Every record should be repeated exactly, except that pictures are left out.

►

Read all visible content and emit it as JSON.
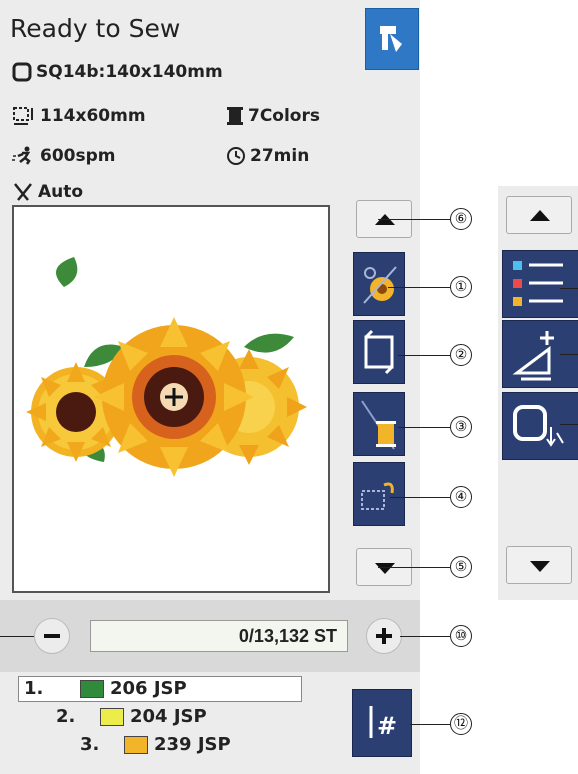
{
  "header": {
    "title": "Ready to Sew",
    "hoop": "SQ14b:140x140mm",
    "design_size": "114x60mm",
    "colors": "7Colors",
    "speed": "600spm",
    "time": "27min",
    "thread_cut": "Auto"
  },
  "stitch": {
    "counter": "0/13,132 ST"
  },
  "color_list": [
    {
      "index": "1.",
      "code": "206 JSP",
      "color": "#2f8a3c"
    },
    {
      "index": "2.",
      "code": "204 JSP",
      "color": "#ecec4a"
    },
    {
      "index": "3.",
      "code": "239 JSP",
      "color": "#f2b52a"
    }
  ],
  "callouts": {
    "c1": "①",
    "c2": "②",
    "c3": "③",
    "c4": "④",
    "c5": "⑤",
    "c6": "⑥",
    "c10": "⑩",
    "c12": "⑫"
  },
  "icons": {
    "back": "back-arrow-icon",
    "hoop": "hoop-icon",
    "size": "design-size-icon",
    "spool": "thread-spool-icon",
    "speed": "running-man-icon",
    "clock": "clock-icon",
    "cutter": "thread-cutter-icon"
  },
  "colors": {
    "accent_blue": "#2f78c5",
    "tool_navy": "#2c3f73"
  }
}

◄

Solution to this task:
Read all visible content and emit it as JSON.
{
  "header": {
    "title": "Ready to Sew",
    "hoop": "SQ14b:140x140mm",
    "design_size": "114x60mm",
    "colors": "7Colors",
    "speed": "600spm",
    "time": "27min",
    "thread_cut": "Auto"
  },
  "stitch": {
    "counter": "0/13,132 ST"
  },
  "color_list": [
    {
      "index": "1.",
      "code": "206 JSP",
      "color": "#2f8a3c"
    },
    {
      "index": "2.",
      "code": "204 JSP",
      "color": "#ecec4a"
    },
    {
      "index": "3.",
      "code": "239 JSP",
      "color": "#f2b52a"
    }
  ],
  "callouts": {
    "c1": "①",
    "c2": "②",
    "c3": "③",
    "c4": "④",
    "c5": "⑤",
    "c6": "⑥",
    "c10": "⑩",
    "c12": "⑫"
  },
  "icons": {
    "back": "back-arrow-icon",
    "hoop": "hoop-icon",
    "size": "design-size-icon",
    "spool": "thread-spool-icon",
    "speed": "running-man-icon",
    "clock": "clock-icon",
    "cutter": "thread-cutter-icon"
  },
  "colors": {
    "accent_blue": "#2f78c5",
    "tool_navy": "#2c3f73"
  }
}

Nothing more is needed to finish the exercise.